- [EXERCISE DETAILS]
Retype the whole listing below, character for character.

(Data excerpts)
______________________________

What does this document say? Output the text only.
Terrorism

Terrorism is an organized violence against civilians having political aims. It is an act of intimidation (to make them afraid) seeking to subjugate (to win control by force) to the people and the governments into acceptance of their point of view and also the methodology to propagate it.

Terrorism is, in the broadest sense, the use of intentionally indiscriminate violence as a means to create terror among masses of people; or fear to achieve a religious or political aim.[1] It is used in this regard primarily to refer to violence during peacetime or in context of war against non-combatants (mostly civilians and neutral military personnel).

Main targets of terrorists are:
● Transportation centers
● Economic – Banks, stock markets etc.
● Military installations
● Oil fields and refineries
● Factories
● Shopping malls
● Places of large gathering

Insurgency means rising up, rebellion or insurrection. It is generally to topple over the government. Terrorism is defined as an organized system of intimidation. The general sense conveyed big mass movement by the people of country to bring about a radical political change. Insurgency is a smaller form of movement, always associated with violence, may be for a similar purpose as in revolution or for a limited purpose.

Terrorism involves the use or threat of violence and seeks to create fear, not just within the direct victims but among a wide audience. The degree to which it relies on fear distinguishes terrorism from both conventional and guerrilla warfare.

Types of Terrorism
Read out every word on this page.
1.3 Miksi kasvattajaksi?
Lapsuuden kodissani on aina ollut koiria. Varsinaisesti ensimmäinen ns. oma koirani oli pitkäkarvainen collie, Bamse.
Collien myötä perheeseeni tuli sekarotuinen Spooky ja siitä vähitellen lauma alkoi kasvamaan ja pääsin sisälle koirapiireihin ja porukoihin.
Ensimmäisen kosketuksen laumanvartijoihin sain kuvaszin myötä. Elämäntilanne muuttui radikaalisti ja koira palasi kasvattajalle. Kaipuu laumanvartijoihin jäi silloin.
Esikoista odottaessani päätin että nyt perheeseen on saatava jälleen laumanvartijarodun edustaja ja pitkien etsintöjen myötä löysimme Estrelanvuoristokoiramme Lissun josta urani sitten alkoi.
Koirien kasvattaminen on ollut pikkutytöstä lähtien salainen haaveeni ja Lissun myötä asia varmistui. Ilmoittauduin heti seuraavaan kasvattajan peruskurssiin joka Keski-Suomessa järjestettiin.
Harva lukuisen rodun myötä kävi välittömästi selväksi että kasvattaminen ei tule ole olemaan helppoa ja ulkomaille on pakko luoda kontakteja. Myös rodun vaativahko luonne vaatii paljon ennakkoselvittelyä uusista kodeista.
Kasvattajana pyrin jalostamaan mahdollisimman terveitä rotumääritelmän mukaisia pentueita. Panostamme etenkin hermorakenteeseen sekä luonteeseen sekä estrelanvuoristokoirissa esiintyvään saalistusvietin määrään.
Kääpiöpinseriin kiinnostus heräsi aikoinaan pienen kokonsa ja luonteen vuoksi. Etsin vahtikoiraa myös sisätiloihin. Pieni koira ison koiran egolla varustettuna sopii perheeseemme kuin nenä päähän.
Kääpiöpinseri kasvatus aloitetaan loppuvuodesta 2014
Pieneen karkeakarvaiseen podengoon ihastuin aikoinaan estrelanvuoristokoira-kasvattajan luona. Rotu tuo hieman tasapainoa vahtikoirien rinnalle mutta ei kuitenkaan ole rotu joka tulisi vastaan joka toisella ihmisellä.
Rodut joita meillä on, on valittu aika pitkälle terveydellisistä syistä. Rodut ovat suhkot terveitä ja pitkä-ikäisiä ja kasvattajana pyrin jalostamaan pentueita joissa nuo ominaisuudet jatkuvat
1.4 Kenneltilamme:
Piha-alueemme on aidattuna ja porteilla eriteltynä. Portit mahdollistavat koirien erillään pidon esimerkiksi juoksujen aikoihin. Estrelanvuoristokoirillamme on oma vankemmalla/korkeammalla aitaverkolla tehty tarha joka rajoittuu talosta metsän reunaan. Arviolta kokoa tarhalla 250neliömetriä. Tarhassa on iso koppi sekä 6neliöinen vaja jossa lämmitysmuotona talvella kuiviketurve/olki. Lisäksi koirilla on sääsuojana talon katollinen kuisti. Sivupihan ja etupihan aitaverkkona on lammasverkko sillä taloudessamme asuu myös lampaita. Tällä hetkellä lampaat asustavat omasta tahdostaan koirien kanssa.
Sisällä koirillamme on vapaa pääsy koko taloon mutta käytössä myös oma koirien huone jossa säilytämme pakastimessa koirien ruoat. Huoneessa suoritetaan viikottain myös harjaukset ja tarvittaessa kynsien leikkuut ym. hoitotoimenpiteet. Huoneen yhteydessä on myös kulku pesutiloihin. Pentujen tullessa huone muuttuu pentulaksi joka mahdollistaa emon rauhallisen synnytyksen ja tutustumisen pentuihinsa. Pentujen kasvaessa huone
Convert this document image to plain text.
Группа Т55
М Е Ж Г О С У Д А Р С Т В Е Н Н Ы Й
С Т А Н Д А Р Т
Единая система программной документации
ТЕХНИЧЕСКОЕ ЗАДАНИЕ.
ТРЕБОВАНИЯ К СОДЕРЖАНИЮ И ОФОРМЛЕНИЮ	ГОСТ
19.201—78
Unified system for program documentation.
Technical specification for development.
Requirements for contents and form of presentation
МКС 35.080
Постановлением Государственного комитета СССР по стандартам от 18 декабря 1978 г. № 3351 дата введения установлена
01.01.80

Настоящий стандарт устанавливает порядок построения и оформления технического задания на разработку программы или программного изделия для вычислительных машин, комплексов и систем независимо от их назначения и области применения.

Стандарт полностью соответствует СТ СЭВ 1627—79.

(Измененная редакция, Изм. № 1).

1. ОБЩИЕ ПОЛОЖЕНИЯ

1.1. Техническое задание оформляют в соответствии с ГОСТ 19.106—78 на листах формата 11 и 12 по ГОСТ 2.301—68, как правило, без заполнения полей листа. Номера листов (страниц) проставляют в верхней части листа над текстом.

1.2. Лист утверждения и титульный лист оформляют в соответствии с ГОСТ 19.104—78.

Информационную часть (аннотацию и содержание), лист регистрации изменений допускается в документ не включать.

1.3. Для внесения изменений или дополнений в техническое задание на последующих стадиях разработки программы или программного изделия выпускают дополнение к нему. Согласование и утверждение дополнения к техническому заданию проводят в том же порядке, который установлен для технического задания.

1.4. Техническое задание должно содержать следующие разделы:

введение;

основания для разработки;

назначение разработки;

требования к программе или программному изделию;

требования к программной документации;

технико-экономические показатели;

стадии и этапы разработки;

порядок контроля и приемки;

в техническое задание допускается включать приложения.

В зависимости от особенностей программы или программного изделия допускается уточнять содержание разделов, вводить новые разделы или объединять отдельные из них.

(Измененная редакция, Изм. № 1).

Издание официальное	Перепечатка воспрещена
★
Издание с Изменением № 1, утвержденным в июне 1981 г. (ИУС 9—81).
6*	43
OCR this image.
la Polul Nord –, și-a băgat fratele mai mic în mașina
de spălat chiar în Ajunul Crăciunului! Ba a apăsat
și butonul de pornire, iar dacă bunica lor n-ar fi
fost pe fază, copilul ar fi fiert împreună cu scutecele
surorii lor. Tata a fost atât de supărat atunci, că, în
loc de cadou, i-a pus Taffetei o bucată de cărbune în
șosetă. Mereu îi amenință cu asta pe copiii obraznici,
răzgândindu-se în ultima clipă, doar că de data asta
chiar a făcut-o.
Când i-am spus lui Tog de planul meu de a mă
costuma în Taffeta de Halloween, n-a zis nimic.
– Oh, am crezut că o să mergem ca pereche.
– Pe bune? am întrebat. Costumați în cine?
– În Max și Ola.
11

______________________________

- [RESPONSE]
What does this document say? Output the text only.
Terrorism

Terrorism is an organized violence against civilians having political aims. It is an act of intimidation (to make them afraid) seeking to subjugate (to win control by force) to the people and the governments into acceptance of their point of view and also the methodology to propagate it.

Terrorism is, in the broadest sense, the use of intentionally indiscriminate violence as a means to create terror among masses of people; or fear to achieve a religious or political aim.[1] It is used in this regard primarily to refer to violence during peacetime or in context of war against non-combatants (mostly civilians and neutral military personnel).

Main targets of terrorists are:
● Transportation centers
● Economic – Banks, stock markets etc.
● Military installations
● Oil fields and refineries
● Factories
● Shopping malls
● Places of large gathering

Insurgency means rising up, rebellion or insurrection. It is generally to topple over the government. Terrorism is defined as an organized system of intimidation. The general sense conveyed big mass movement by the people of country to bring about a radical political change. Insurgency is a smaller form of movement, always associated with violence, may be for a similar purpose as in revolution or for a limited purpose.

Terrorism involves the use or threat of violence and seeks to create fear, not just within the direct victims but among a wide audience. The degree to which it relies on fear distinguishes terrorism from both conventional and guerrilla warfare.

Types of Terrorism
Read out every word on this page.
1.3 Miksi kasvattajaksi?
Lapsuuden kodissani on aina ollut koiria. Varsinaisesti ensimmäinen ns. oma koirani oli pitkäkarvainen collie, Bamse.
Collien myötä perheeseeni tuli sekarotuinen Spooky ja siitä vähitellen lauma alkoi kasvamaan ja pääsin sisälle koirapiireihin ja porukoihin.
Ensimmäisen kosketuksen laumanvartijoihin sain kuvaszin myötä. Elämäntilanne muuttui radikaalisti ja koira palasi kasvattajalle. Kaipuu laumanvartijoihin jäi silloin.
Esikoista odottaessani päätin että nyt perheeseen on saatava jälleen laumanvartijarodun edustaja ja pitkien etsintöjen myötä löysimme Estrelanvuoristokoiramme Lissun josta urani sitten alkoi.
Koirien kasvattaminen on ollut pikkutytöstä lähtien salainen haaveeni ja Lissun myötä asia varmistui. Ilmoittauduin heti seuraavaan kasvattajan peruskurssiin joka Keski-Suomessa järjestettiin.
Harva lukuisen rodun myötä kävi välittömästi selväksi että kasvattaminen ei tule ole olemaan helppoa ja ulkomaille on pakko luoda kontakteja. Myös rodun vaativahko luonne vaatii paljon ennakkoselvittelyä uusista kodeista.
Kasvattajana pyrin jalostamaan mahdollisimman terveitä rotumääritelmän mukaisia pentueita. Panostamme etenkin hermorakenteeseen sekä luonteeseen sekä estrelanvuoristokoirissa esiintyvään saalistusvietin määrään.
Kääpiöpinseriin kiinnostus heräsi aikoinaan pienen kokonsa ja luonteen vuoksi. Etsin vahtikoiraa myös sisätiloihin. Pieni koira ison koiran egolla varustettuna sopii perheeseemme kuin nenä päähän.
Kääpiöpinseri kasvatus aloitetaan loppuvuodesta 2014
Pieneen karkeakarvaiseen podengoon ihastuin aikoinaan estrelanvuoristokoira-kasvattajan luona. Rotu tuo hieman tasapainoa vahtikoirien rinnalle mutta ei kuitenkaan ole rotu joka tulisi vastaan joka toisella ihmisellä.
Rodut joita meillä on, on valittu aika pitkälle terveydellisistä syistä. Rodut ovat suhkot terveitä ja pitkä-ikäisiä ja kasvattajana pyrin jalostamaan pentueita joissa nuo ominaisuudet jatkuvat
1.4 Kenneltilamme:
Piha-alueemme on aidattuna ja porteilla eriteltynä. Portit mahdollistavat koirien erillään pidon esimerkiksi juoksujen aikoihin. Estrelanvuoristokoirillamme on oma vankemmalla/korkeammalla aitaverkolla tehty tarha joka rajoittuu talosta metsän reunaan. Arviolta kokoa tarhalla 250neliömetriä. Tarhassa on iso koppi sekä 6neliöinen vaja jossa lämmitysmuotona talvella kuiviketurve/olki. Lisäksi koirilla on sääsuojana talon katollinen kuisti. Sivupihan ja etupihan aitaverkkona on lammasverkko sillä taloudessamme asuu myös lampaita. Tällä hetkellä lampaat asustavat omasta tahdostaan koirien kanssa.
Sisällä koirillamme on vapaa pääsy koko taloon mutta käytössä myös oma koirien huone jossa säilytämme pakastimessa koirien ruoat. Huoneessa suoritetaan viikottain myös harjaukset ja tarvittaessa kynsien leikkuut ym. hoitotoimenpiteet. Huoneen yhteydessä on myös kulku pesutiloihin. Pentujen tullessa huone muuttuu pentulaksi joka mahdollistaa emon rauhallisen synnytyksen ja tutustumisen pentuihinsa. Pentujen kasvaessa huone
Convert this document image to plain text.
Группа Т55
М Е Ж Г О С У Д А Р С Т В Е Н Н Ы Й
С Т А Н Д А Р Т
Единая система программной документации
ТЕХНИЧЕСКОЕ ЗАДАНИЕ.
ТРЕБОВАНИЯ К СОДЕРЖАНИЮ И ОФОРМЛЕНИЮ	ГОСТ
19.201—78
Unified system for program documentation.
Technical specification for development.
Requirements for contents and form of presentation
МКС 35.080
Постановлением Государственного комитета СССР по стандартам от 18 декабря 1978 г. № 3351 дата введения установлена
01.01.80

Настоящий стандарт устанавливает порядок построения и оформления технического задания на разработку программы или программного изделия для вычислительных машин, комплексов и систем независимо от их назначения и области применения.

Стандарт полностью соответствует СТ СЭВ 1627—79.

(Измененная редакция, Изм. № 1).

1. ОБЩИЕ ПОЛОЖЕНИЯ

1.1. Техническое задание оформляют в соответствии с ГОСТ 19.106—78 на листах формата 11 и 12 по ГОСТ 2.301—68, как правило, без заполнения полей листа. Номера листов (страниц) проставляют в верхней части листа над текстом.

1.2. Лист утверждения и титульный лист оформляют в соответствии с ГОСТ 19.104—78.

Информационную часть (аннотацию и содержание), лист регистрации изменений допускается в документ не включать.

1.3. Для внесения изменений или дополнений в техническое задание на последующих стадиях разработки программы или программного изделия выпускают дополнение к нему. Согласование и утверждение дополнения к техническому заданию проводят в том же порядке, который установлен для технического задания.

1.4. Техническое задание должно содержать следующие разделы:

введение;

основания для разработки;

назначение разработки;

требования к программе или программному изделию;

требования к программной документации;

технико-экономические показатели;

стадии и этапы разработки;

порядок контроля и приемки;

в техническое задание допускается включать приложения.

В зависимости от особенностей программы или программного изделия допускается уточнять содержание разделов, вводить новые разделы или объединять отдельные из них.

(Измененная редакция, Изм. № 1).

Издание официальное	Перепечатка воспрещена
★
Издание с Изменением № 1, утвержденным в июне 1981 г. (ИУС 9—81).
6*	43
OCR this image.
la Polul Nord –, și-a băgat fratele mai mic în mașina
de spălat chiar în Ajunul Crăciunului! Ba a apăsat
și butonul de pornire, iar dacă bunica lor n-ar fi
fost pe fază, copilul ar fi fiert împreună cu scutecele
surorii lor. Tata a fost atât de supărat atunci, că, în
loc de cadou, i-a pus Taffetei o bucată de cărbune în
șosetă. Mereu îi amenință cu asta pe copiii obraznici,
răzgândindu-se în ultima clipă, doar că de data asta
chiar a făcut-o.
Când i-am spus lui Tog de planul meu de a mă
costuma în Taffeta de Halloween, n-a zis nimic.
– Oh, am crezut că o să mergem ca pereche.
– Pe bune? am întrebat. Costumați în cine?
– În Max și Ola.
11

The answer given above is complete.